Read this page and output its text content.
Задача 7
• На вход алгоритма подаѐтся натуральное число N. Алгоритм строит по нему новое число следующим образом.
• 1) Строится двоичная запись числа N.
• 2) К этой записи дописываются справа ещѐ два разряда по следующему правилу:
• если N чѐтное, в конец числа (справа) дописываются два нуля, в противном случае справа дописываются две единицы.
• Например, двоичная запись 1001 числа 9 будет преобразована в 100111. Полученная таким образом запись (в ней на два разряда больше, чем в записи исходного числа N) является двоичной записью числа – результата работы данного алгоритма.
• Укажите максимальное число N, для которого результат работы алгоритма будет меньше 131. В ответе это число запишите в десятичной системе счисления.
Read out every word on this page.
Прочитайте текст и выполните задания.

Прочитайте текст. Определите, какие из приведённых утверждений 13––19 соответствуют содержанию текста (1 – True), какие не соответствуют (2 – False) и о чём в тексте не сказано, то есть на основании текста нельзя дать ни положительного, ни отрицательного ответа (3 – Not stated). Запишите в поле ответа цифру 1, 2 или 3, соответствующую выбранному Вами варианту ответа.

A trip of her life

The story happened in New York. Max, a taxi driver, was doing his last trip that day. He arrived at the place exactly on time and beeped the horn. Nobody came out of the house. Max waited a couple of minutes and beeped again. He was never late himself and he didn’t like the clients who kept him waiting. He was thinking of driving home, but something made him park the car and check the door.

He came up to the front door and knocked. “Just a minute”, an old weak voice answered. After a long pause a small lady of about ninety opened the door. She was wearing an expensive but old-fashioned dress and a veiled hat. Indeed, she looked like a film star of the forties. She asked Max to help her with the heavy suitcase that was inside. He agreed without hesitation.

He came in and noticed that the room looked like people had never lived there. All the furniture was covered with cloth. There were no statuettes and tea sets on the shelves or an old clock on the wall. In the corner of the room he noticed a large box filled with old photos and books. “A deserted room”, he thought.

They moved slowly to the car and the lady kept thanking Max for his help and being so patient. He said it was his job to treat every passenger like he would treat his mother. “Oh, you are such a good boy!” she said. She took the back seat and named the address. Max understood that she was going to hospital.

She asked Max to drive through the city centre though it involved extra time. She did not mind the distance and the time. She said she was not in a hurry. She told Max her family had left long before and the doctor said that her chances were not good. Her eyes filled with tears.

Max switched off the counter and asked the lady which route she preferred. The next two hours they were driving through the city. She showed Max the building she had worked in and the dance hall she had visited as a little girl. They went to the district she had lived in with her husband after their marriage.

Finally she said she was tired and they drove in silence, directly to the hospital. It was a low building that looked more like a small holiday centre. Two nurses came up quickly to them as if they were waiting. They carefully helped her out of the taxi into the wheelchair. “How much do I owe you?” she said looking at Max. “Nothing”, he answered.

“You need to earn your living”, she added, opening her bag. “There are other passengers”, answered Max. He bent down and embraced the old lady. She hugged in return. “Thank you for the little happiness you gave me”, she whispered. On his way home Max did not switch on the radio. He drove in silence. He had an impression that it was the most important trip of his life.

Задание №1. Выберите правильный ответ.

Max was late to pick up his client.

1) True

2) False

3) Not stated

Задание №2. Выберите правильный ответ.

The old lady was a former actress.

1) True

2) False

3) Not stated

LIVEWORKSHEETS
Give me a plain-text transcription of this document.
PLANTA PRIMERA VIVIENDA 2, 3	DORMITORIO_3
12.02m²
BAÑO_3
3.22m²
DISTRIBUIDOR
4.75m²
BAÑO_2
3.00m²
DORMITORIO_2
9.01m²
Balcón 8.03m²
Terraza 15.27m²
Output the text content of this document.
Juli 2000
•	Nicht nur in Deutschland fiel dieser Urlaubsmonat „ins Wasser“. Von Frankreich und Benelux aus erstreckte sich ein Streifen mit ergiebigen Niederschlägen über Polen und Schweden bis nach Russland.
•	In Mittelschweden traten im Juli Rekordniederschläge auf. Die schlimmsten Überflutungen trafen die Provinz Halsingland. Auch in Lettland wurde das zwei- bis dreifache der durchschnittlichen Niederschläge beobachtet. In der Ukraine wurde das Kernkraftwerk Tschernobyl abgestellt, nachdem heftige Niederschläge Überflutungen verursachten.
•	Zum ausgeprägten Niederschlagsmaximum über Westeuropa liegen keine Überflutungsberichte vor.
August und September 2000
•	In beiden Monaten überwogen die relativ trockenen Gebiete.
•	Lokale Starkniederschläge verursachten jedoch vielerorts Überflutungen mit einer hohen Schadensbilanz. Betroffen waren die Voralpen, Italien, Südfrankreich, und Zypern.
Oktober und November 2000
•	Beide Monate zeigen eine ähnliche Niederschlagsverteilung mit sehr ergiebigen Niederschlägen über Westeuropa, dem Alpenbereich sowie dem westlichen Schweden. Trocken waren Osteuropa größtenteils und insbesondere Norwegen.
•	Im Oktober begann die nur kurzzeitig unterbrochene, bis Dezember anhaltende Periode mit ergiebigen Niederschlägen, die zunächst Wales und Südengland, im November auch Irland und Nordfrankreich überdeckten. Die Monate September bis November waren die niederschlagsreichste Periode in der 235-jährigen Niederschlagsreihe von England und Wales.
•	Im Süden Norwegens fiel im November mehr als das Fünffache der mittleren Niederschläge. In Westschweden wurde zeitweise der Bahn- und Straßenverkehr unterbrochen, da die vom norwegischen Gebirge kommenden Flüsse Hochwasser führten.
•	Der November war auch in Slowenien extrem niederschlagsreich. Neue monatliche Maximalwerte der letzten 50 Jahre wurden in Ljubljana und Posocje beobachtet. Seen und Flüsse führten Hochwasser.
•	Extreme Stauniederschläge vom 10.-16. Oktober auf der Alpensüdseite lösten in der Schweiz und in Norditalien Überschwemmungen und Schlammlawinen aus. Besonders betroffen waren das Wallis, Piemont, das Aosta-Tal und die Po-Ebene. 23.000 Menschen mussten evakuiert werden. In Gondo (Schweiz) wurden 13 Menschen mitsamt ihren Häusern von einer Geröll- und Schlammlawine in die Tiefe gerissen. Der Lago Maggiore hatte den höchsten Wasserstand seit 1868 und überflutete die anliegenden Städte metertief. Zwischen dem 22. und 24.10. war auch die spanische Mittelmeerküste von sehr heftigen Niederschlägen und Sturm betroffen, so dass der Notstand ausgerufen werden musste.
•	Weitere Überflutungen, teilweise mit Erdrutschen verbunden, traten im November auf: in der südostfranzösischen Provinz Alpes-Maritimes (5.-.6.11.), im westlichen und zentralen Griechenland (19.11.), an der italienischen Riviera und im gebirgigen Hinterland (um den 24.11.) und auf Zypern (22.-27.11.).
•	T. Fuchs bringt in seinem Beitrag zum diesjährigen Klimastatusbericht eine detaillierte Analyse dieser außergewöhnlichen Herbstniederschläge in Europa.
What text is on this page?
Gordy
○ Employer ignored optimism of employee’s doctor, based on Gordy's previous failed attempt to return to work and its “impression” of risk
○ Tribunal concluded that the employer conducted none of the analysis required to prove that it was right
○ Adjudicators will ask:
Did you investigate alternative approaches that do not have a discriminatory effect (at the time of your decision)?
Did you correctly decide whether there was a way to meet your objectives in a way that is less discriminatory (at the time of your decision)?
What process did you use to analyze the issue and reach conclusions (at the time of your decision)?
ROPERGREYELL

┄┄┄┄┄┄┄┄┄┄

DESCRIPTION OF THE TASK: Which lines include the word "content"? List them all.

TASK SOLUTION:
Read this page and output its text content.
Output the text content of this document.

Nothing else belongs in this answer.